---------- Input material

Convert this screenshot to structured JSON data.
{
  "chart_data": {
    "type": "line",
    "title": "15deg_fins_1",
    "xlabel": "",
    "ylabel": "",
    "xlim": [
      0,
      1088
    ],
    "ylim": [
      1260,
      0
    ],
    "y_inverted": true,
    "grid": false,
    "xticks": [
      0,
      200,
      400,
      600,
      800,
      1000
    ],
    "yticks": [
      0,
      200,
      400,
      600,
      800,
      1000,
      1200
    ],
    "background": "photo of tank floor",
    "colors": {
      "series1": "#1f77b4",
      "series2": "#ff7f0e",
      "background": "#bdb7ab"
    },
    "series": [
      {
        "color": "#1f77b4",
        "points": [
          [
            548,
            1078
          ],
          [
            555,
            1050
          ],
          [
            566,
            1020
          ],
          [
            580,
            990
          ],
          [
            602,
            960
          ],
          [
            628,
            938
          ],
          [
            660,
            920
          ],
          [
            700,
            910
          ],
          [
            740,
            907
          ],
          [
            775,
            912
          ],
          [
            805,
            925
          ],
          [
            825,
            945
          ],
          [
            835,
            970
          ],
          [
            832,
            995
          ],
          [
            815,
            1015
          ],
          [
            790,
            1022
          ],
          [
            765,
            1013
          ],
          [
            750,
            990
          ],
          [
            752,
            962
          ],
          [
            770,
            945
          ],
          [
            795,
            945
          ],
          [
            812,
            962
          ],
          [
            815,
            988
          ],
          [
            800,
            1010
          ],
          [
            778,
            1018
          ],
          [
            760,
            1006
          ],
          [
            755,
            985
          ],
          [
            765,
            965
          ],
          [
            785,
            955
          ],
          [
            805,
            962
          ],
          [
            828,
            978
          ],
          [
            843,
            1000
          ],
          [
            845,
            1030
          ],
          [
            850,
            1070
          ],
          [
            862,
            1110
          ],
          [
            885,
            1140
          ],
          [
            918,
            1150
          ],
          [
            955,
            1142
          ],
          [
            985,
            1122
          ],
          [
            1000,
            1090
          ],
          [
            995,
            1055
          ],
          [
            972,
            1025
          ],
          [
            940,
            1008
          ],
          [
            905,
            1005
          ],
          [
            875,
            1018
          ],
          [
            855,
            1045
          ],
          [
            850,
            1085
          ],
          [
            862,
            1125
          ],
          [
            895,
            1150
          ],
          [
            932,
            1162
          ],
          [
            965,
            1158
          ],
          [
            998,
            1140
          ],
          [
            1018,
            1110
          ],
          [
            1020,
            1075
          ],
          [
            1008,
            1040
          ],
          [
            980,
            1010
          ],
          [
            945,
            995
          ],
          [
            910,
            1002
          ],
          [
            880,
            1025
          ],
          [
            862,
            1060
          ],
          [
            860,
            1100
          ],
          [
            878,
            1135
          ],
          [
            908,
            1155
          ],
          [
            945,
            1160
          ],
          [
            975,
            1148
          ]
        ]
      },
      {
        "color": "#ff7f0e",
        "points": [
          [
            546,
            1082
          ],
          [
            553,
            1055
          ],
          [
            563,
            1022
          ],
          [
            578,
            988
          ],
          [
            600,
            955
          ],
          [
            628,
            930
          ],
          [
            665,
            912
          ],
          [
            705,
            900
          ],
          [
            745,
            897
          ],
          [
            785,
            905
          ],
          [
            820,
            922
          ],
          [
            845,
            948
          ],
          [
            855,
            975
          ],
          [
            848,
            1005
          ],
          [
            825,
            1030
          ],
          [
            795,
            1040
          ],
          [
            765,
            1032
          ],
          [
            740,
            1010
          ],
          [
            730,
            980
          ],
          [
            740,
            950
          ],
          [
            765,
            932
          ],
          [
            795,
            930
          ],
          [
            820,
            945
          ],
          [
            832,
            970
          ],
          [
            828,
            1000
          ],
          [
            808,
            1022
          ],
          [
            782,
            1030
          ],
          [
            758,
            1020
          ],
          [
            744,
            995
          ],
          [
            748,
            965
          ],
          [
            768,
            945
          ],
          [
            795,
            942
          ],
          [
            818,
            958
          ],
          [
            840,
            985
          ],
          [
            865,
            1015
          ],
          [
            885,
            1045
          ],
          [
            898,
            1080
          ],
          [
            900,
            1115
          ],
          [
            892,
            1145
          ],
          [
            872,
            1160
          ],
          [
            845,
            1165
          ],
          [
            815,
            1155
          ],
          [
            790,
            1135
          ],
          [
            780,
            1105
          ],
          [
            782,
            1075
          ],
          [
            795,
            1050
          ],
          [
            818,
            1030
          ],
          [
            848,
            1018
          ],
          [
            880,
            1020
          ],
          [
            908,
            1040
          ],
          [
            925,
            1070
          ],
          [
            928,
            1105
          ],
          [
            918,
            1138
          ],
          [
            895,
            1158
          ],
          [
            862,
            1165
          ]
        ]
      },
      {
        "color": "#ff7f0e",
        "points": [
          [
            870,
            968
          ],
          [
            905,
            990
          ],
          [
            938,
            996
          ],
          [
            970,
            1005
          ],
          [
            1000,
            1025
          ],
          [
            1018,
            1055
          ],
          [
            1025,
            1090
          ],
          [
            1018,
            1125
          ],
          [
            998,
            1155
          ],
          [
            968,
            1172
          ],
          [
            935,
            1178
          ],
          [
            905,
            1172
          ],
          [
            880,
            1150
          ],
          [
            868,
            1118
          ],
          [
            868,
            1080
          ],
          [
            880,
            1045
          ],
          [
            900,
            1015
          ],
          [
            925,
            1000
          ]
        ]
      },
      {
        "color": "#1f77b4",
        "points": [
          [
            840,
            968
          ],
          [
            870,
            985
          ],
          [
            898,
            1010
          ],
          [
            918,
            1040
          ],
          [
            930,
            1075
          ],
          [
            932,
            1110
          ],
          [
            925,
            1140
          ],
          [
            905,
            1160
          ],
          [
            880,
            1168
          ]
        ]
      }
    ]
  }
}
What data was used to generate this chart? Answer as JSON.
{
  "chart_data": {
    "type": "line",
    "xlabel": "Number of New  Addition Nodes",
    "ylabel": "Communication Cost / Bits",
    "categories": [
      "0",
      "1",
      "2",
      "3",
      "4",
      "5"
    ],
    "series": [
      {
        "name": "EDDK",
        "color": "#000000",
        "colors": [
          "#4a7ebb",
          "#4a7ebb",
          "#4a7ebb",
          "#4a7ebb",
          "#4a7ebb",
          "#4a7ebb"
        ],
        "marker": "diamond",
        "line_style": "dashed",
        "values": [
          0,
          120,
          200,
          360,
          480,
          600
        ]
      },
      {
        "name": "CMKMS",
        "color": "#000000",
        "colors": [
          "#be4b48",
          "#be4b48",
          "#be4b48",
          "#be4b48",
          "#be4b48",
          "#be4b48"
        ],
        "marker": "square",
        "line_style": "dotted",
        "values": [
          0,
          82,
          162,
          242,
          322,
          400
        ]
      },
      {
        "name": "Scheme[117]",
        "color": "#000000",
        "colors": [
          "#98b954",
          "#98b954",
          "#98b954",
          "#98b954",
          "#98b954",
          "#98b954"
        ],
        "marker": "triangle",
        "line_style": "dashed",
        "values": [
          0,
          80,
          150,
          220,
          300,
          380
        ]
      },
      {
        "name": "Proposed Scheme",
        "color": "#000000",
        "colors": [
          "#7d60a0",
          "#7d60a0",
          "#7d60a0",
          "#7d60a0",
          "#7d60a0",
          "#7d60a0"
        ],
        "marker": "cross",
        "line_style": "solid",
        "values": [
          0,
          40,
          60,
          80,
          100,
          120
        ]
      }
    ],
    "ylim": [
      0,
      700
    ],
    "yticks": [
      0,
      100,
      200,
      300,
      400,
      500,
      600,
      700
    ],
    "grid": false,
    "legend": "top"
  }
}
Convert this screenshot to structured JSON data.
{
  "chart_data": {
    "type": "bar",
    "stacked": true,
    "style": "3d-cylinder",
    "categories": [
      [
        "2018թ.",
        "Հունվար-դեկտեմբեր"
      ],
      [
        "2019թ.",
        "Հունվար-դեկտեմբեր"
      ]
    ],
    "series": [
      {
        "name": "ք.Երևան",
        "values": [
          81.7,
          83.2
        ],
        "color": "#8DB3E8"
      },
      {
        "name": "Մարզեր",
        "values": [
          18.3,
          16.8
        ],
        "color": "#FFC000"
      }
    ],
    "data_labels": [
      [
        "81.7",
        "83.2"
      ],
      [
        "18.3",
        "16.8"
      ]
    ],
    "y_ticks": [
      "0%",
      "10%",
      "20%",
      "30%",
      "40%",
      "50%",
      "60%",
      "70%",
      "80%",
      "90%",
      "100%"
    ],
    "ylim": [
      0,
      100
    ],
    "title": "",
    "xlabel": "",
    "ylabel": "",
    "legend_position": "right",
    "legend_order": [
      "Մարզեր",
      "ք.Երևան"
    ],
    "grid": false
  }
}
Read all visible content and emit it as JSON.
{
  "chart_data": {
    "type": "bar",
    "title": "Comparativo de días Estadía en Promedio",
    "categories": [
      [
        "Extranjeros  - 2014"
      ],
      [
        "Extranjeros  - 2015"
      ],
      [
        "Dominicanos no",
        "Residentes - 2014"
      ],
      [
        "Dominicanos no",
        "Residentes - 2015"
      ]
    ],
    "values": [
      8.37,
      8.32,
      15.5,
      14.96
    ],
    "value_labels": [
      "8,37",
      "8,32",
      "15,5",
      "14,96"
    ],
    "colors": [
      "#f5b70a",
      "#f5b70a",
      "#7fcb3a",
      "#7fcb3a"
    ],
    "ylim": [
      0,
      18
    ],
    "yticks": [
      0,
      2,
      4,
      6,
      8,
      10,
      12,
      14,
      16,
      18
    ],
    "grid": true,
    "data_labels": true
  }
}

--------------------

List all lines where "true" occurs.

    "y_inverted": true,
    "stacked": true,
    "grid": true,
    "data_labels": true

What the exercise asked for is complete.